Gather each line containing the string "Números" from these entries.

★ ★ ★

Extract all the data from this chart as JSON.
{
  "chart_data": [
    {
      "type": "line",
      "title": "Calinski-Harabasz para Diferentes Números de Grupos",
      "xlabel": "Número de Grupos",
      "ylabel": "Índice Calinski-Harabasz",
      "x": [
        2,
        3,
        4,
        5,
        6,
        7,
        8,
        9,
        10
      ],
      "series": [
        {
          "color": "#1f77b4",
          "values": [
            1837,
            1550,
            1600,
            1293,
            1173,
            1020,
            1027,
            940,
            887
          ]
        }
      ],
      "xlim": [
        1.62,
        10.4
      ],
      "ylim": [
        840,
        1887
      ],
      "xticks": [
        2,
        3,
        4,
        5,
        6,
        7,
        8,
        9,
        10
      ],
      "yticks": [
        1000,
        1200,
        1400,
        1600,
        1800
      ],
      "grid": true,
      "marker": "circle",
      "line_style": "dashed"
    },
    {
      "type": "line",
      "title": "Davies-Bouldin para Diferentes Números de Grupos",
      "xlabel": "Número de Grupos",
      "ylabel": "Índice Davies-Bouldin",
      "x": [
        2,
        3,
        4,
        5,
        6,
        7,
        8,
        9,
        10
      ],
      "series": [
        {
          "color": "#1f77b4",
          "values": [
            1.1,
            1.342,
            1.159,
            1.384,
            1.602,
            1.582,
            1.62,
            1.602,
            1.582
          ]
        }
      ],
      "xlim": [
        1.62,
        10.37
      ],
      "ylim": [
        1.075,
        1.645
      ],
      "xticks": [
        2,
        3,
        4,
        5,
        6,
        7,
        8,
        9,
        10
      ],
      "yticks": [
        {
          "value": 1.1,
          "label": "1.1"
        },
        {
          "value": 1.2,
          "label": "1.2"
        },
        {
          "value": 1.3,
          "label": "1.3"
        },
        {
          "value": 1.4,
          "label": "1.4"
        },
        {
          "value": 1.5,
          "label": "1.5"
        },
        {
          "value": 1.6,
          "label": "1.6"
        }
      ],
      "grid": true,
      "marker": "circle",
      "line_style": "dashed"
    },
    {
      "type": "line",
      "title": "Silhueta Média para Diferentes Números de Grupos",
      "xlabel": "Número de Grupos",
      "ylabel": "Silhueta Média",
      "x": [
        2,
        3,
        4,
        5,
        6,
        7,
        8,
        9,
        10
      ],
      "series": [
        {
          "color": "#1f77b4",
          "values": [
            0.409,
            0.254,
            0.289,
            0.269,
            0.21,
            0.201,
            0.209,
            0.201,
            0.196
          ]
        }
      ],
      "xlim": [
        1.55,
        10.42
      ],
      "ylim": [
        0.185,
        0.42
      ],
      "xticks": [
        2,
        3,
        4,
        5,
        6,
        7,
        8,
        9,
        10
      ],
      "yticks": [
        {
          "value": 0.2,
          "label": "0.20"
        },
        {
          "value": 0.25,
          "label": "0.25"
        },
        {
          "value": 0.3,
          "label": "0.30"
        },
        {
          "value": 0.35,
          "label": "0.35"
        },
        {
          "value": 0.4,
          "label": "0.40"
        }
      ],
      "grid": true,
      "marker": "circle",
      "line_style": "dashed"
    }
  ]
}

★ ★ ★

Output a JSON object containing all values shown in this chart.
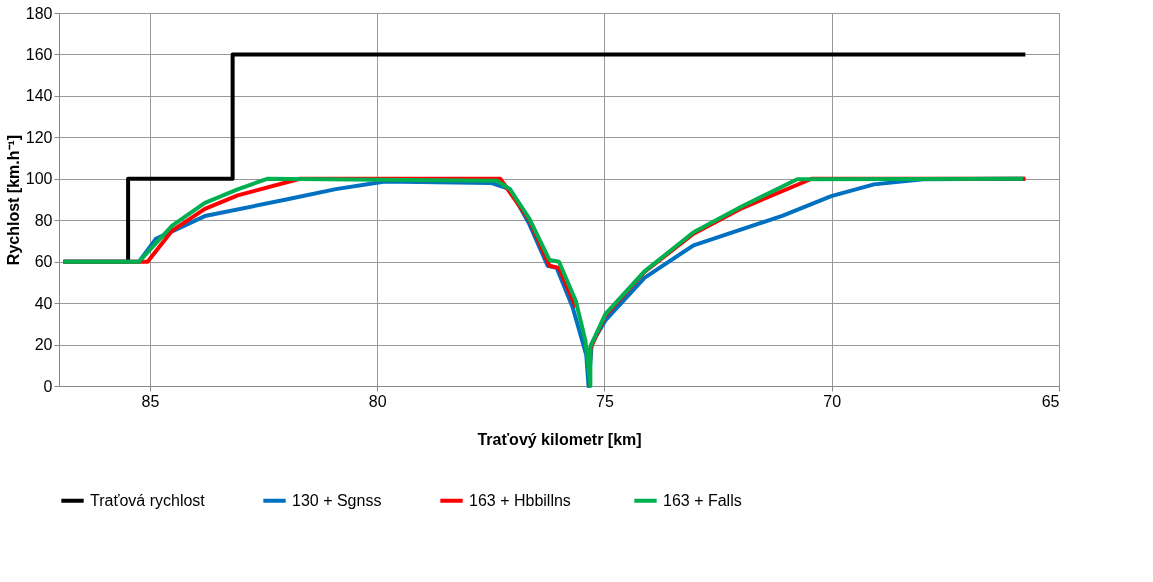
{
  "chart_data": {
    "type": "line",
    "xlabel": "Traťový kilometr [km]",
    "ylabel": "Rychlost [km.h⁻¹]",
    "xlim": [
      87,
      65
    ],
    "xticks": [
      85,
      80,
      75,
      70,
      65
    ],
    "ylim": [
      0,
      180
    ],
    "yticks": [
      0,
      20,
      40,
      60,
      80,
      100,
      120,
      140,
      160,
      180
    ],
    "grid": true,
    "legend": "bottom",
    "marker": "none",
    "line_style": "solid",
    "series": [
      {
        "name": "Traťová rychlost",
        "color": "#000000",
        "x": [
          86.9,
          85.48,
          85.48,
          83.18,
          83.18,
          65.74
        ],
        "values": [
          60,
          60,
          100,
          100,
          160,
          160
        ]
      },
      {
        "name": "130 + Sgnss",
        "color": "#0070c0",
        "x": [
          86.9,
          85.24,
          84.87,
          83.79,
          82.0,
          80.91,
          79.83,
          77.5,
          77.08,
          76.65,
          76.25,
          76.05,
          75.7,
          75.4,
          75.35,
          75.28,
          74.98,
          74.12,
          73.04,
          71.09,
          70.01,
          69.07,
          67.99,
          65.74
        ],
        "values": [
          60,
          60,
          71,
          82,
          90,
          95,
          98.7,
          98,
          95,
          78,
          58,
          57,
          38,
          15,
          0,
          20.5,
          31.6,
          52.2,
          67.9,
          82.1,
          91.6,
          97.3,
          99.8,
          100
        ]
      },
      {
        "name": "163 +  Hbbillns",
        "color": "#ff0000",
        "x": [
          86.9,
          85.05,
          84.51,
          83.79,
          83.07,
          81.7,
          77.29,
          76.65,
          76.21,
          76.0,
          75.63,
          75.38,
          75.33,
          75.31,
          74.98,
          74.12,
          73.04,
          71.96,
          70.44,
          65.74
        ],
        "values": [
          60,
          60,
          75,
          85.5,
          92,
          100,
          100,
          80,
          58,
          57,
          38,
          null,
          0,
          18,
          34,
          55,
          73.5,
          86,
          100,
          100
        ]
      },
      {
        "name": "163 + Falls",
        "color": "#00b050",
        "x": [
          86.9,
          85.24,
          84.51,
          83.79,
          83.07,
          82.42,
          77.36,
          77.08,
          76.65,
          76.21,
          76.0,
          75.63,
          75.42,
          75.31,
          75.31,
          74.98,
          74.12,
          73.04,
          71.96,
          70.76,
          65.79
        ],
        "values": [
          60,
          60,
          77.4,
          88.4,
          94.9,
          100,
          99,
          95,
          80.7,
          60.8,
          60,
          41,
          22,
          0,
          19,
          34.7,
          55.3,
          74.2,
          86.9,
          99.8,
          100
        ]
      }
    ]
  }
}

★ ★ ★

• [Answer to the problem]
      "title": "Calinski-Harabasz para Diferentes Números de Grupos",
      "title": "Davies-Bouldin para Diferentes Números de Grupos",
      "title": "Silhueta Média para Diferentes Números de Grupos",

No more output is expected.